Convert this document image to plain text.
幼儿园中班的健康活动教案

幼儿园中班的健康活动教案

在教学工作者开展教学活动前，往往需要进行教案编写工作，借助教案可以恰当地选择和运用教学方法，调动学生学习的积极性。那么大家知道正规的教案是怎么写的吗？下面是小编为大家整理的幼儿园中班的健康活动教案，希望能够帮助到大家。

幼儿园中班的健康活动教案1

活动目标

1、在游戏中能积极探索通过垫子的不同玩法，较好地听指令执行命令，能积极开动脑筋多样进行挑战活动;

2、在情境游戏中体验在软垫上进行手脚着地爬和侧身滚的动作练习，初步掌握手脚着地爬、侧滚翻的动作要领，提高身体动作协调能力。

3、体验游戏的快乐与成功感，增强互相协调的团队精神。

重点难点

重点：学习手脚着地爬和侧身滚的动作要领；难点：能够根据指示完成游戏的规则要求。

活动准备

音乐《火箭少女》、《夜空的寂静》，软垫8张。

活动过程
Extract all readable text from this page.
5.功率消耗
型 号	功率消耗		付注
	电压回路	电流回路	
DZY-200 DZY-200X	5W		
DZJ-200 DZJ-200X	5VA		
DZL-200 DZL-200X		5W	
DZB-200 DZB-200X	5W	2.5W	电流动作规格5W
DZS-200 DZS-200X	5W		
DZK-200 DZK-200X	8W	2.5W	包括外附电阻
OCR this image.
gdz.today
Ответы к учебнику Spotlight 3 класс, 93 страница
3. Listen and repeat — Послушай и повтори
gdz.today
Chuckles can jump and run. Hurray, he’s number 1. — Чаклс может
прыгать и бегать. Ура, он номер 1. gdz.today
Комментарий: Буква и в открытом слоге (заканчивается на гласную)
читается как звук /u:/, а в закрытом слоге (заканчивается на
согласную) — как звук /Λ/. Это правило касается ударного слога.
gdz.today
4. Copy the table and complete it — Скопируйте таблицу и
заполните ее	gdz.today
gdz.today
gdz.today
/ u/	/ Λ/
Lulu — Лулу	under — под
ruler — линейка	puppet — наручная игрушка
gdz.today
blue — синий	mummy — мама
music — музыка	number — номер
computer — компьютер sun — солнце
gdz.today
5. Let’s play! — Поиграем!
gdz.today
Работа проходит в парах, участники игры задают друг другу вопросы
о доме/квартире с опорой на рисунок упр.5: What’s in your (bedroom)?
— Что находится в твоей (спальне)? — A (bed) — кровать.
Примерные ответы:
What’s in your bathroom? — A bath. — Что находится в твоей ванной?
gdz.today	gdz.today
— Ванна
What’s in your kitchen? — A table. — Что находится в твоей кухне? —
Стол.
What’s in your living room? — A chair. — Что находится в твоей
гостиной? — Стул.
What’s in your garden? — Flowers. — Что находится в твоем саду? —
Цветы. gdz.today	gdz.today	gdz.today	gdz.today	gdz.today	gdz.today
────────────────────────────────────────
** What to do **
Indicate how many lines of the material contain the string "номер", giving the number and nothing more.

** Exercise solution **
2